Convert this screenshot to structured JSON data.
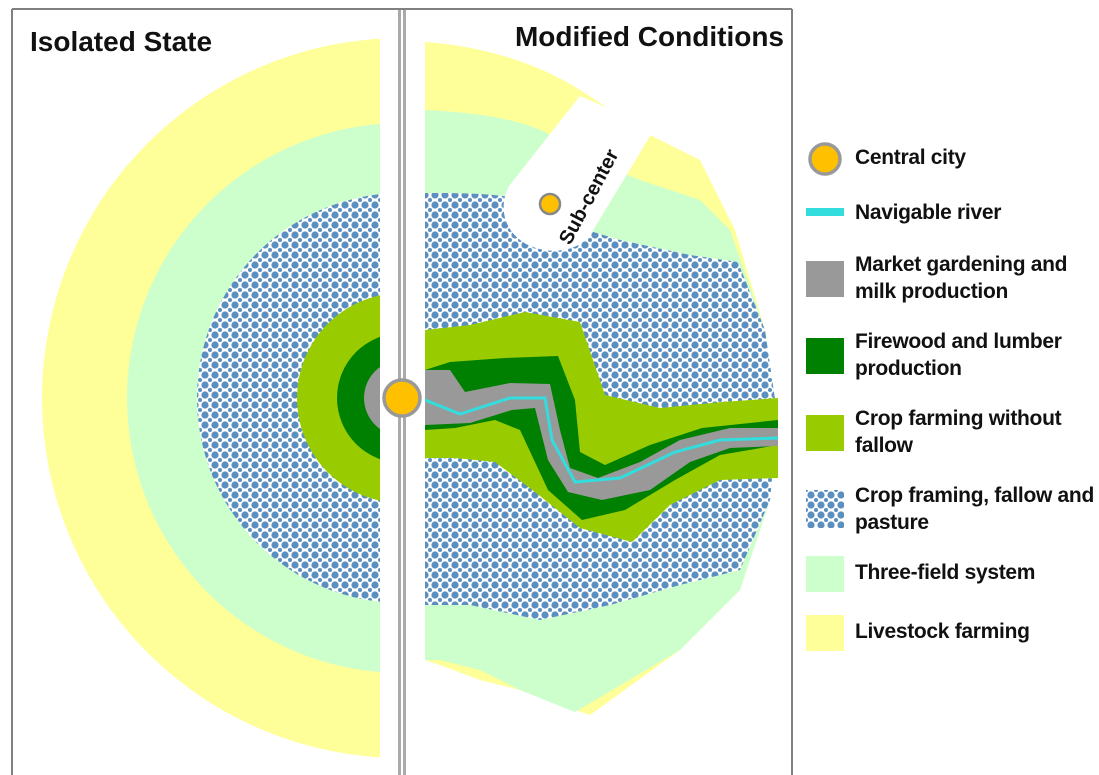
{
  "panels": {
    "left_title": "Isolated State",
    "right_title": "Modified Conditions"
  },
  "subcenter": {
    "label": "Sub-center"
  },
  "legend": {
    "items": [
      {
        "label": "Central city",
        "color": "#FFC000",
        "icon": "central-city-icon"
      },
      {
        "label": "Navigable river",
        "color": "#33DDDD",
        "icon": "river-icon"
      },
      {
        "label": "Market gardening and milk production",
        "color": "#999999",
        "icon": "market-gardening-swatch"
      },
      {
        "label": "Firewood and lumber production",
        "color": "#008000",
        "icon": "firewood-swatch"
      },
      {
        "label": "Crop farming without fallow",
        "color": "#99CC00",
        "icon": "crop-farming-swatch"
      },
      {
        "label": "Crop framing, fallow and pasture",
        "color": "#5B8FC0",
        "icon": "fallow-pasture-swatch"
      },
      {
        "label": "Three-field system",
        "color": "#CCFFCC",
        "icon": "three-field-swatch"
      },
      {
        "label": "Livestock farming",
        "color": "#FFFF99",
        "icon": "livestock-swatch"
      }
    ]
  },
  "colors": {
    "livestock": "#FFFF99",
    "three_field": "#CCFFCC",
    "fallow_dot": "#5B8FC0",
    "crop": "#99CC00",
    "firewood": "#008000",
    "market": "#999999",
    "river": "#33DDDD",
    "city": "#FFC000",
    "road": "#AAAAAA",
    "frame": "#808080"
  }
}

▶ _Requirements_: Make an exact copy of the listing above. Do not include the pictures.

▶ _Exercise solution_:
Convert this screenshot to structured JSON data.
{
  "panels": {
    "left_title": "Isolated State",
    "right_title": "Modified Conditions"
  },
  "subcenter": {
    "label": "Sub-center"
  },
  "legend": {
    "items": [
      {
        "label": "Central city",
        "color": "#FFC000",
        "icon": "central-city-icon"
      },
      {
        "label": "Navigable river",
        "color": "#33DDDD",
        "icon": "river-icon"
      },
      {
        "label": "Market gardening and milk production",
        "color": "#999999",
        "icon": "market-gardening-swatch"
      },
      {
        "label": "Firewood and lumber production",
        "color": "#008000",
        "icon": "firewood-swatch"
      },
      {
        "label": "Crop farming without fallow",
        "color": "#99CC00",
        "icon": "crop-farming-swatch"
      },
      {
        "label": "Crop framing, fallow and pasture",
        "color": "#5B8FC0",
        "icon": "fallow-pasture-swatch"
      },
      {
        "label": "Three-field system",
        "color": "#CCFFCC",
        "icon": "three-field-swatch"
      },
      {
        "label": "Livestock farming",
        "color": "#FFFF99",
        "icon": "livestock-swatch"
      }
    ]
  },
  "colors": {
    "livestock": "#FFFF99",
    "three_field": "#CCFFCC",
    "fallow_dot": "#5B8FC0",
    "crop": "#99CC00",
    "firewood": "#008000",
    "market": "#999999",
    "river": "#33DDDD",
    "city": "#FFC000",
    "road": "#AAAAAA",
    "frame": "#808080"
  }
}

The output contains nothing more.